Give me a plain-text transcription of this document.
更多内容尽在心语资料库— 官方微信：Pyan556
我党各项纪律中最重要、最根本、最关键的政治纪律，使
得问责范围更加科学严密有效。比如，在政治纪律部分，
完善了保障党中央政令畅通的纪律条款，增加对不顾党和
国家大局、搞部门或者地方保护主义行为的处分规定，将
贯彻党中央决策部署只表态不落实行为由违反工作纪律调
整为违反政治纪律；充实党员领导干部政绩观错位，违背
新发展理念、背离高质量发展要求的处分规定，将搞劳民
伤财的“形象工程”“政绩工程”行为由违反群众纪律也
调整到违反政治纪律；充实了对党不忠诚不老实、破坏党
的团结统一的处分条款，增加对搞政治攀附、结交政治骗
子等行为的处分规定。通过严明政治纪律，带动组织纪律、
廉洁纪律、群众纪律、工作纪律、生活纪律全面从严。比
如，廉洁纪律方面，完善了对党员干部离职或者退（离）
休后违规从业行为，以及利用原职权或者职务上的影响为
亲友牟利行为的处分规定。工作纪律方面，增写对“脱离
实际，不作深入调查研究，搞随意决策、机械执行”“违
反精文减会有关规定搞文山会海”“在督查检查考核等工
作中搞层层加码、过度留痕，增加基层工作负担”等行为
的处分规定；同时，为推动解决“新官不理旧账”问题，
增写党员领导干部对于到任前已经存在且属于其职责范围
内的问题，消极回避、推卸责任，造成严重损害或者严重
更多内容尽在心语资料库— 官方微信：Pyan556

================

§ **Your task**:
From the records above, extract everything verbatim.

§ **Solution to this task**:
Give me a plain-text transcription of this document.
更多内容尽在心语资料库— 官方微信：Pyan556
我党各项纪律中最重要、最根本、最关键的政治纪律，使
得问责范围更加科学严密有效。比如，在政治纪律部分，
完善了保障党中央政令畅通的纪律条款，增加对不顾党和
国家大局、搞部门或者地方保护主义行为的处分规定，将
贯彻党中央决策部署只表态不落实行为由违反工作纪律调
整为违反政治纪律；充实党员领导干部政绩观错位，违背
新发展理念、背离高质量发展要求的处分规定，将搞劳民
伤财的“形象工程”“政绩工程”行为由违反群众纪律也
调整到违反政治纪律；充实了对党不忠诚不老实、破坏党
的团结统一的处分条款，增加对搞政治攀附、结交政治骗
子等行为的处分规定。通过严明政治纪律，带动组织纪律、
廉洁纪律、群众纪律、工作纪律、生活纪律全面从严。比
如，廉洁纪律方面，完善了对党员干部离职或者退（离）
休后违规从业行为，以及利用原职权或者职务上的影响为
亲友牟利行为的处分规定。工作纪律方面，增写对“脱离
实际，不作深入调查研究，搞随意决策、机械执行”“违
反精文减会有关规定搞文山会海”“在督查检查考核等工
作中搞层层加码、过度留痕，增加基层工作负担”等行为
的处分规定；同时，为推动解决“新官不理旧账”问题，
增写党员领导干部对于到任前已经存在且属于其职责范围
内的问题，消极回避、推卸责任，造成严重损害或者严重
更多内容尽在心语资料库— 官方微信：Pyan556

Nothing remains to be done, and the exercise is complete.